_Your goal:_
Each record below should be output verbatim, without pictures.

# # # #

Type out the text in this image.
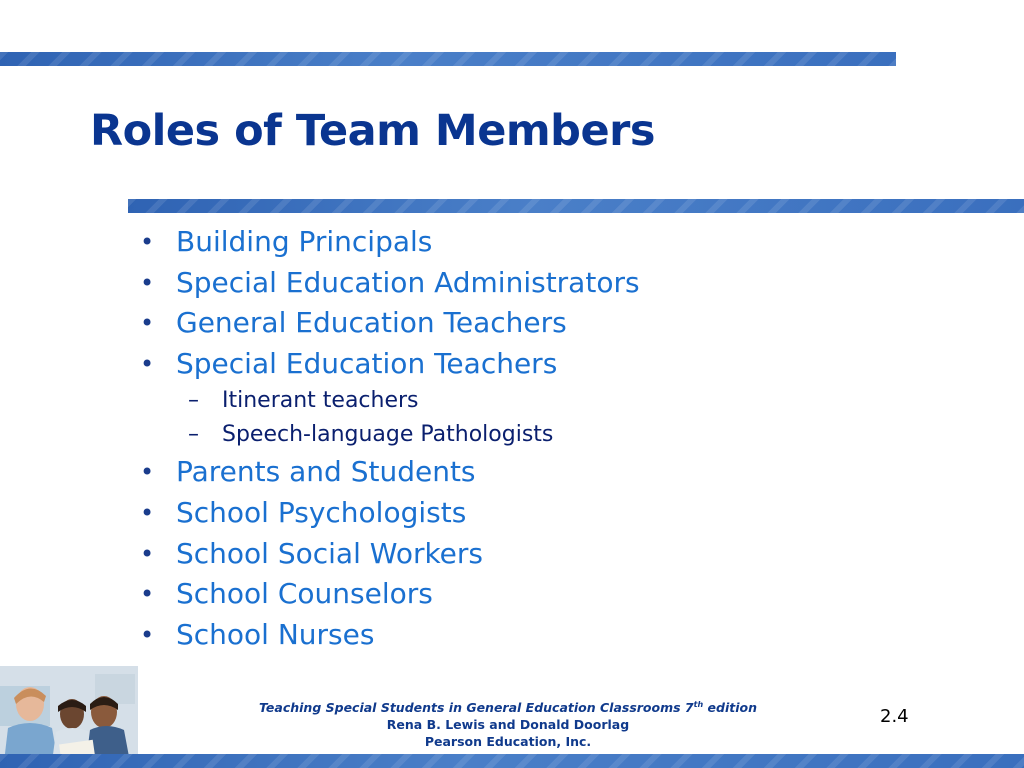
Roles of Team Members
• Building Principals
• Special Education Administrators
• General Education Teachers
• Special Education Teachers
– Itinerant teachers
– Speech-language Pathologists
• Parents and Students
• School Psychologists
• School Social Workers
• School Counselors
• School Nurses
Teaching Special Students in General Education Classrooms 7th edition
Rena B. Lewis and Donald Doorlag
Pearson Education, Inc.
2.4
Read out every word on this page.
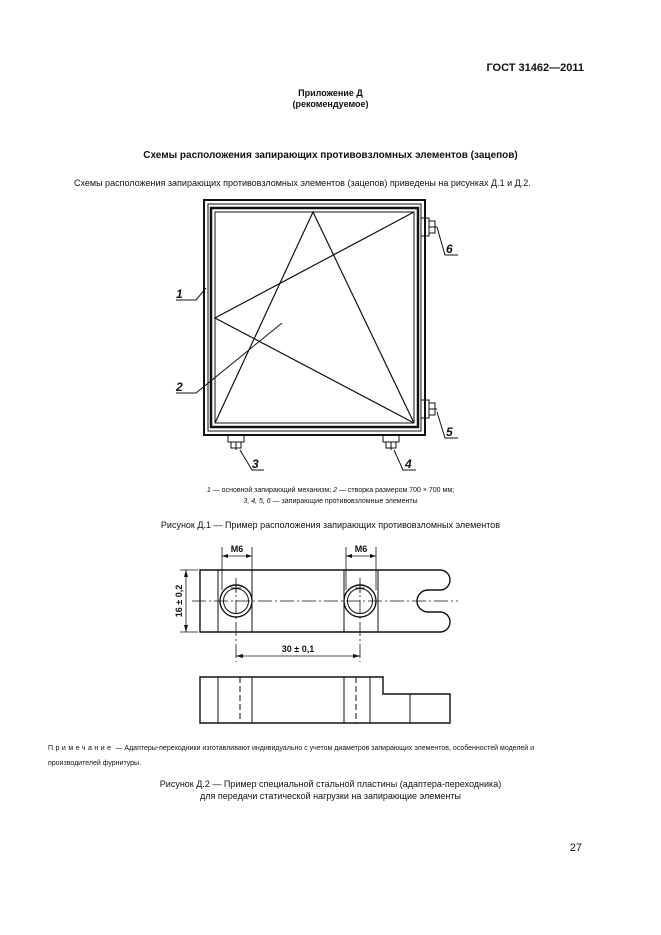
ГОСТ 31462—2011
Приложение Д
(рекомендуемое)
Схемы расположения запирающих противовзломных элементов (зацепов)
Схемы расположения запирающих противовзломных элементов (зацепов) приведены на рисунках Д.1 и Д.2.
1
2
3	4
5
6
1 — основной запирающий механизм; 2 — створка размером 700 × 700 мм;
3, 4, 5, 6 — запирающие противовзломные элементы
Рисунок Д.1 — Пример расположения запирающих противовзломных элементов
М6	М6
30 ± 0,1
16 ± 0,2
Примечание — Адаптеры-переходники изготавливают индивидуально с учетом диаметров запирающих элементов, особенностей моделей и производителей фурнитуры.
Рисунок Д.2 — Пример специальной стальной пластины (адаптера-переходника)
для передачи статической нагрузки на запирающие элементы
27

# # # #

_Solution:_
Type out the text in this image.
Roles of Team Members
• Building Principals
• Special Education Administrators
• General Education Teachers
• Special Education Teachers
– Itinerant teachers
– Speech-language Pathologists
• Parents and Students
• School Psychologists
• School Social Workers
• School Counselors
• School Nurses
Teaching Special Students in General Education Classrooms 7th edition
Rena B. Lewis and Donald Doorlag
Pearson Education, Inc.
2.4
Read out every word on this page.
ГОСТ 31462—2011
Приложение Д
(рекомендуемое)
Схемы расположения запирающих противовзломных элементов (зацепов)
Схемы расположения запирающих противовзломных элементов (зацепов) приведены на рисунках Д.1 и Д.2.
1
2
3	4
5
6
1 — основной запирающий механизм; 2 — створка размером 700 × 700 мм;
3, 4, 5, 6 — запирающие противовзломные элементы
Рисунок Д.1 — Пример расположения запирающих противовзломных элементов
М6	М6
30 ± 0,1
16 ± 0,2
Примечание — Адаптеры-переходники изготавливают индивидуально с учетом диаметров запирающих элементов, особенностей моделей и производителей фурнитуры.
Рисунок Д.2 — Пример специальной стальной пластины (адаптера-переходника)
для передачи статической нагрузки на запирающие элементы
27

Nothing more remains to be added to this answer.